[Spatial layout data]
####################

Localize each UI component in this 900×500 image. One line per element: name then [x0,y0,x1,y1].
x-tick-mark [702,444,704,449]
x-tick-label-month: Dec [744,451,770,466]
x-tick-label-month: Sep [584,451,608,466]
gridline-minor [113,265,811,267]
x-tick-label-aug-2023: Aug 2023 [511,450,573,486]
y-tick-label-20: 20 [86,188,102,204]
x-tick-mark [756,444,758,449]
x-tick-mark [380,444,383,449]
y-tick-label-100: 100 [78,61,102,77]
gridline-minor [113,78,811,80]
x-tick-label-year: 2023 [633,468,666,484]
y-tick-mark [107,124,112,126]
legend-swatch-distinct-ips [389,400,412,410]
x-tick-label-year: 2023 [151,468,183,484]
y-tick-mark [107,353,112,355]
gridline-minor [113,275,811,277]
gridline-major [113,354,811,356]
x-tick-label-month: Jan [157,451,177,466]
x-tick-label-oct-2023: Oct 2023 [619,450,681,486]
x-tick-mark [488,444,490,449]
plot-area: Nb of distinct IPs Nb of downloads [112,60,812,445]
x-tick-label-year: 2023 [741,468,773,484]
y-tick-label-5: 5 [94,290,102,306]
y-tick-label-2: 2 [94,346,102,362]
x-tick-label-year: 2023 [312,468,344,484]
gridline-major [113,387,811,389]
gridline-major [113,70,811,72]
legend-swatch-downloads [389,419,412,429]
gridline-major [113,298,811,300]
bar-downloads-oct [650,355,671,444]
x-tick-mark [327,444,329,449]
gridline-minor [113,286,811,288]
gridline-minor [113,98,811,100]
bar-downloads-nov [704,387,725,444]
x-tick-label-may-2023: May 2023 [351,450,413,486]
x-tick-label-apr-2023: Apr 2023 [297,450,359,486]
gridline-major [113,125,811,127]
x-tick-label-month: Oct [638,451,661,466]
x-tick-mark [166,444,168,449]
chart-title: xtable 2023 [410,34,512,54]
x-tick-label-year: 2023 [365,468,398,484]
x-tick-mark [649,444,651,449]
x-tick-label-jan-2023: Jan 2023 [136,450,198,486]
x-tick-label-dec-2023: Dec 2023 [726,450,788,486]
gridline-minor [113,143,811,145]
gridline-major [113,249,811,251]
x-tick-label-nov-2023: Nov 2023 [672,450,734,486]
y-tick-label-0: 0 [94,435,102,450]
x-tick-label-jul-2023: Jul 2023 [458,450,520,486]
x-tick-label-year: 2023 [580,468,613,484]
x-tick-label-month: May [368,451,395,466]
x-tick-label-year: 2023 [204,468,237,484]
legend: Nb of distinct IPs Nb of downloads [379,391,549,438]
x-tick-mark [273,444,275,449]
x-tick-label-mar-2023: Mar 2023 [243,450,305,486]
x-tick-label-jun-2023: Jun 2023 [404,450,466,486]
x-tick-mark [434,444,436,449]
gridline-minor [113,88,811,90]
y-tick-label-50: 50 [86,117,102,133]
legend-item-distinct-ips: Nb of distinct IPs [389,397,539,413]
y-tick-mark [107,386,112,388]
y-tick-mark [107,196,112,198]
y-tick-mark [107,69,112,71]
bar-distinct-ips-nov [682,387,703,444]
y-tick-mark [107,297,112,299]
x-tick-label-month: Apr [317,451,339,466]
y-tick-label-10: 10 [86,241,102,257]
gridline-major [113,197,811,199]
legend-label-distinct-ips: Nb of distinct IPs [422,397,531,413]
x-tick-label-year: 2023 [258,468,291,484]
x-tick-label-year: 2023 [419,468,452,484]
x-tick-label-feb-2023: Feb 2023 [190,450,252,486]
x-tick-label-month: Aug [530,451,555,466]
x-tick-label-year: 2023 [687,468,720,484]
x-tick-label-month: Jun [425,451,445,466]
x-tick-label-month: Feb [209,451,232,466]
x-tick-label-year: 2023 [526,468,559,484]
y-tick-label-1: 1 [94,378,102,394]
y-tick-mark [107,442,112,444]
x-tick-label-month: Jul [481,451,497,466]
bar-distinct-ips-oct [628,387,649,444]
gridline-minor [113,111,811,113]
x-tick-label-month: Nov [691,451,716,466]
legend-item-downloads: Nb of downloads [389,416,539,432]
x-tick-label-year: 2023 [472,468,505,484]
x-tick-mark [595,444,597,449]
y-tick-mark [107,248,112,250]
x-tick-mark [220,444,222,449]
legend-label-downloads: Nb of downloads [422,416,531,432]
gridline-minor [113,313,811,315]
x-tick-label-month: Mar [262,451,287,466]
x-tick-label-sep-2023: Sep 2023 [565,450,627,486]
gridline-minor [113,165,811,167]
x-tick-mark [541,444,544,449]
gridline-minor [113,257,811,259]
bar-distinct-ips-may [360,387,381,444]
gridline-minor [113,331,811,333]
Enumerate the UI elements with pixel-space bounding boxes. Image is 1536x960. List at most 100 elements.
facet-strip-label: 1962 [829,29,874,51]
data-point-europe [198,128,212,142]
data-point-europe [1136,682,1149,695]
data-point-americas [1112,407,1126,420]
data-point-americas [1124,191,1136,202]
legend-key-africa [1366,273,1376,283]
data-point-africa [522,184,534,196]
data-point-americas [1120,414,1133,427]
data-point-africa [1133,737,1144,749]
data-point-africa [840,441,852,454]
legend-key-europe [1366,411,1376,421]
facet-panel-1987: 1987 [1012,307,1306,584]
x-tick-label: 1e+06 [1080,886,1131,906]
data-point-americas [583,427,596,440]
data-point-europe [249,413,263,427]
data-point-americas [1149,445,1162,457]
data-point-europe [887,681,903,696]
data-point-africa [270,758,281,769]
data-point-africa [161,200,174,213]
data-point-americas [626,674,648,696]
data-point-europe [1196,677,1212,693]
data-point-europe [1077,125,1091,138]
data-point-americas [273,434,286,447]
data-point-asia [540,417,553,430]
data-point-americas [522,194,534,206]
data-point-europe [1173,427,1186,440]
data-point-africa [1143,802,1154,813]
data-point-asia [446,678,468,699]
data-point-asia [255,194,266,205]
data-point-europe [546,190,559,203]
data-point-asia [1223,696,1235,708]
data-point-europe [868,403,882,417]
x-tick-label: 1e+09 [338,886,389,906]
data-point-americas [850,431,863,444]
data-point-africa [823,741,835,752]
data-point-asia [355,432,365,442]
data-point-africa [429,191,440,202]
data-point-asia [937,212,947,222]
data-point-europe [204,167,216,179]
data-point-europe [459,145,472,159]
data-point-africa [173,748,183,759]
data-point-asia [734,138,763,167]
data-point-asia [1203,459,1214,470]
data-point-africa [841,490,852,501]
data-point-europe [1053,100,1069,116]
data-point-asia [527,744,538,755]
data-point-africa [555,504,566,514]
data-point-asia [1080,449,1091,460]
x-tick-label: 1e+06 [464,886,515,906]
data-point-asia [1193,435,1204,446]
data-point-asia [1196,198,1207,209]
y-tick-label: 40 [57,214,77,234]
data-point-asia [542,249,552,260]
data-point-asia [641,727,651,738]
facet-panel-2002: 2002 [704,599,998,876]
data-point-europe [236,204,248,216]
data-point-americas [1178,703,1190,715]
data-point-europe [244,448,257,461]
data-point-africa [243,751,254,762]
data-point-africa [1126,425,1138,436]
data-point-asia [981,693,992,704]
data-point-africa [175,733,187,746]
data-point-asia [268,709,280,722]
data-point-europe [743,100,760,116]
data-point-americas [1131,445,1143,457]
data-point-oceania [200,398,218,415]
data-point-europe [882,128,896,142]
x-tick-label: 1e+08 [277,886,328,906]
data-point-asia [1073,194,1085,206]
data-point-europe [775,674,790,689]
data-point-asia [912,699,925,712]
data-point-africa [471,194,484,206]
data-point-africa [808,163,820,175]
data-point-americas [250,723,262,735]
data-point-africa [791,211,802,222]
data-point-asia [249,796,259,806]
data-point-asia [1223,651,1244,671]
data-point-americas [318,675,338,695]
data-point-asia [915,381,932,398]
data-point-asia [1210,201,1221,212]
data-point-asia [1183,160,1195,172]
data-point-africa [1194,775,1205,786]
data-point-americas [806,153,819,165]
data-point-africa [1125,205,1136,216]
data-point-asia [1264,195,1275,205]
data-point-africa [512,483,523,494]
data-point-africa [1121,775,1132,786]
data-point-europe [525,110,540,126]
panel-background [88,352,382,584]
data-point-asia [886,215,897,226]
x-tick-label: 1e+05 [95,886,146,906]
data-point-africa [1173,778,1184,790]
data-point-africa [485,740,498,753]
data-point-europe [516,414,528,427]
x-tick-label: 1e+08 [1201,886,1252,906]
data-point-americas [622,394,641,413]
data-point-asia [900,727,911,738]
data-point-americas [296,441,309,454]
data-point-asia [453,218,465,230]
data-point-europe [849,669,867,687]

####################

■ **REQUIRED WORK**: Reproduce, unchanged, the lines of the listing from its first line through the line containing "legend: Nb of", with both of those lines included.

■ **RESPONSE TO THE EXERCISE**:
Localize each UI component in this 900×500 image. One line per element: name then [x0,y0,x1,y1].
x-tick-mark [702,444,704,449]
x-tick-label-month: Dec [744,451,770,466]
x-tick-label-month: Sep [584,451,608,466]
gridline-minor [113,265,811,267]
x-tick-label-aug-2023: Aug 2023 [511,450,573,486]
y-tick-label-20: 20 [86,188,102,204]
x-tick-mark [756,444,758,449]
x-tick-mark [380,444,383,449]
y-tick-label-100: 100 [78,61,102,77]
gridline-minor [113,78,811,80]
x-tick-label-year: 2023 [633,468,666,484]
y-tick-mark [107,124,112,126]
legend-swatch-distinct-ips [389,400,412,410]
x-tick-label-year: 2023 [151,468,183,484]
y-tick-mark [107,353,112,355]
gridline-minor [113,275,811,277]
gridline-major [113,354,811,356]
x-tick-label-month: Jan [157,451,177,466]
x-tick-label-oct-2023: Oct 2023 [619,450,681,486]
x-tick-mark [488,444,490,449]
plot-area: Nb of distinct IPs Nb of downloads [112,60,812,445]
x-tick-label-year: 2023 [741,468,773,484]
y-tick-label-5: 5 [94,290,102,306]
y-tick-label-2: 2 [94,346,102,362]
x-tick-label-year: 2023 [312,468,344,484]
gridline-major [113,387,811,389]
gridline-major [113,70,811,72]
legend-swatch-downloads [389,419,412,429]
gridline-major [113,298,811,300]
bar-downloads-oct [650,355,671,444]
x-tick-mark [327,444,329,449]
gridline-minor [113,286,811,288]
gridline-minor [113,98,811,100]
bar-downloads-nov [704,387,725,444]
x-tick-label-may-2023: May 2023 [351,450,413,486]
x-tick-label-apr-2023: Apr 2023 [297,450,359,486]
gridline-major [113,125,811,127]
x-tick-label-month: Oct [638,451,661,466]
x-tick-mark [166,444,168,449]
chart-title: xtable 2023 [410,34,512,54]
x-tick-label-year: 2023 [365,468,398,484]
x-tick-mark [649,444,651,449]
x-tick-label-jan-2023: Jan 2023 [136,450,198,486]
x-tick-label-dec-2023: Dec 2023 [726,450,788,486]
gridline-minor [113,143,811,145]
gridline-major [113,249,811,251]
x-tick-label-nov-2023: Nov 2023 [672,450,734,486]
y-tick-label-0: 0 [94,435,102,450]
x-tick-label-jul-2023: Jul 2023 [458,450,520,486]
x-tick-label-year: 2023 [580,468,613,484]
x-tick-label-month: May [368,451,395,466]
x-tick-label-year: 2023 [204,468,237,484]
legend: Nb of distinct IPs Nb of downloads [379,391,549,438]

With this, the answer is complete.